Work required: Look for the string "Routledge" in every line, and copy each line that has it.

Recorded data:

____________________

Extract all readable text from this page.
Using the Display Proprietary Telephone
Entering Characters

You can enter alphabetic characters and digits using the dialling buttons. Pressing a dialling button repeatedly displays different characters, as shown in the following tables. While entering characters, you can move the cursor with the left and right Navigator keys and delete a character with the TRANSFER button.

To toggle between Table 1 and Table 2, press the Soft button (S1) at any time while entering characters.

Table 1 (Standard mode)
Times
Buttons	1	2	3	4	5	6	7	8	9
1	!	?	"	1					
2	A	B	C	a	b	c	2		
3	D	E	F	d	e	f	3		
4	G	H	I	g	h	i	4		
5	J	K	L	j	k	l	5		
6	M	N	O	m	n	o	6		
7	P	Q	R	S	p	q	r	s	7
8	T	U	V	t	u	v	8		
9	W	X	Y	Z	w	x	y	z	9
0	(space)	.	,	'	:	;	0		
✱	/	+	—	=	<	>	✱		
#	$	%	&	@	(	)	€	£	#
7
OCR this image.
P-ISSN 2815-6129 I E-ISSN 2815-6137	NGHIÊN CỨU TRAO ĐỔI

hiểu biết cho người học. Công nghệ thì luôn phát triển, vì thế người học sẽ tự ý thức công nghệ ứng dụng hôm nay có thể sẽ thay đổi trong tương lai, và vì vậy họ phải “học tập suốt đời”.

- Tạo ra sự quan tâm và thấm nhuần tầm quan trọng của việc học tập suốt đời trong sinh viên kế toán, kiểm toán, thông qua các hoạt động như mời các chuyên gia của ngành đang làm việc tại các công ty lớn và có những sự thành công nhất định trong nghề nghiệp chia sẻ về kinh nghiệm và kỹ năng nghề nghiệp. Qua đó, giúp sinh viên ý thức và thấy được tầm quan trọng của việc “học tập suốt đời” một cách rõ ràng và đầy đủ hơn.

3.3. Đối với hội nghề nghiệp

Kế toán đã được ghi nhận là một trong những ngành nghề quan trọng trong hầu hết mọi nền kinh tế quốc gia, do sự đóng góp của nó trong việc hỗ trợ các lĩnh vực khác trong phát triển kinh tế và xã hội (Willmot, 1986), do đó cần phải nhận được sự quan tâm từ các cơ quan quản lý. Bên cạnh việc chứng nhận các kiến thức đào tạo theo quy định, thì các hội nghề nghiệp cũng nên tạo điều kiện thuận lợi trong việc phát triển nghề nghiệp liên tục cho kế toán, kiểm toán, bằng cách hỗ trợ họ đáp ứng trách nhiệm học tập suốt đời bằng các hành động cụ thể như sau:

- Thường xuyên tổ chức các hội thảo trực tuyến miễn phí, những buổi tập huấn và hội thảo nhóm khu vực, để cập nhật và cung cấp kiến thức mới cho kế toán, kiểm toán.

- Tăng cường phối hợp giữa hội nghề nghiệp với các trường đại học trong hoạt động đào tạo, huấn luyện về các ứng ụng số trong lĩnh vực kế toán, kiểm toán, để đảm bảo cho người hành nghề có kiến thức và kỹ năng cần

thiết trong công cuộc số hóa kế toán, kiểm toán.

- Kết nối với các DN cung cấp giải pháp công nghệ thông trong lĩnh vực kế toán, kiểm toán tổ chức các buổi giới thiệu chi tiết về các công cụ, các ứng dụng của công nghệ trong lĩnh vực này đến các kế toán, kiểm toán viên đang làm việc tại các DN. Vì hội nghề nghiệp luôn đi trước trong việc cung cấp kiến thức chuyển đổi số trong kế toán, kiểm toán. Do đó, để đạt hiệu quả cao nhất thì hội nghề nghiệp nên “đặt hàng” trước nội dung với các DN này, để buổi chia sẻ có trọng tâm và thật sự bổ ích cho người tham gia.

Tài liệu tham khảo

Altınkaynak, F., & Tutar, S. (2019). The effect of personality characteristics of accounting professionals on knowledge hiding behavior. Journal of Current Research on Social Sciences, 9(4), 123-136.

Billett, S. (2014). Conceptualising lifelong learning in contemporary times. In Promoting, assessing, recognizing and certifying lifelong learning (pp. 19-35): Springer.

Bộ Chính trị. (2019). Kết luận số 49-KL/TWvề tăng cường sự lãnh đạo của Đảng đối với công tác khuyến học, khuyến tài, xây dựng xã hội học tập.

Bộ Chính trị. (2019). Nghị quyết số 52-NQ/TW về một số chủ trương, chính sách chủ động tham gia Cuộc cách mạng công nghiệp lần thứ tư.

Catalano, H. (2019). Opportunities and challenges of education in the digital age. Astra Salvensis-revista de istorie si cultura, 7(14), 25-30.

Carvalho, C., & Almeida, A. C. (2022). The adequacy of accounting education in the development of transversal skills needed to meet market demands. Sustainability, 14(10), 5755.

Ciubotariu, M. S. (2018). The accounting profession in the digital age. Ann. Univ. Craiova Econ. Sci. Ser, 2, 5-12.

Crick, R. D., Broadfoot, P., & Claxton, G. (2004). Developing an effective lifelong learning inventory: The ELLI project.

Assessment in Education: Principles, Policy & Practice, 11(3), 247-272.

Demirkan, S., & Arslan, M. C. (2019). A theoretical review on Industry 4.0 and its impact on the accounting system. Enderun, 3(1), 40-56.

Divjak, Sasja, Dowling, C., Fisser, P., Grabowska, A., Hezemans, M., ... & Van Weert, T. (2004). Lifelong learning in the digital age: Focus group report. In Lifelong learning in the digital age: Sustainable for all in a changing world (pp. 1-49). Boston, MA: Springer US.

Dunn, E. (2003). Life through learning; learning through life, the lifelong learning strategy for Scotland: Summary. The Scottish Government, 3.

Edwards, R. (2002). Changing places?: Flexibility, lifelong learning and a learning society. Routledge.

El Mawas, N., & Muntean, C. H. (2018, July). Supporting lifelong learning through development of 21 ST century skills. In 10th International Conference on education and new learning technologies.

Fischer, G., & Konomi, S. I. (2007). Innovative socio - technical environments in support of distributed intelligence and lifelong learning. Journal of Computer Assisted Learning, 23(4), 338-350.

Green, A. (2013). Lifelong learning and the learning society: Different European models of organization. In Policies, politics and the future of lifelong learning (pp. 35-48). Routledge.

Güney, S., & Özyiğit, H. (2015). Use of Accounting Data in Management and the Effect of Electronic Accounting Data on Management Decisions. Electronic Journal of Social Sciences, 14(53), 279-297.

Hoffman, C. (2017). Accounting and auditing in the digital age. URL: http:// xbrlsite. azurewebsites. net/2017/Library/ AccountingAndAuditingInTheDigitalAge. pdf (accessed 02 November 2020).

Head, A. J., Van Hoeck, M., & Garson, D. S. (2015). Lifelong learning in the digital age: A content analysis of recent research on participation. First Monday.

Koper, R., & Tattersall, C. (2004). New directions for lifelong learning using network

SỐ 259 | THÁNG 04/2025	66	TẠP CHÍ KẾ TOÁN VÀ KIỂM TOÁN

____________________

Solution to the exercise:
Edwards, R. (2002). Changing places?: Flexibility, lifelong learning and a learning society. Routledge.
Green, A. (2013). Lifelong learning and the learning society: Different European models of organization. In Policies, politics and the future of lifelong learning (pp. 35-48). Routledge.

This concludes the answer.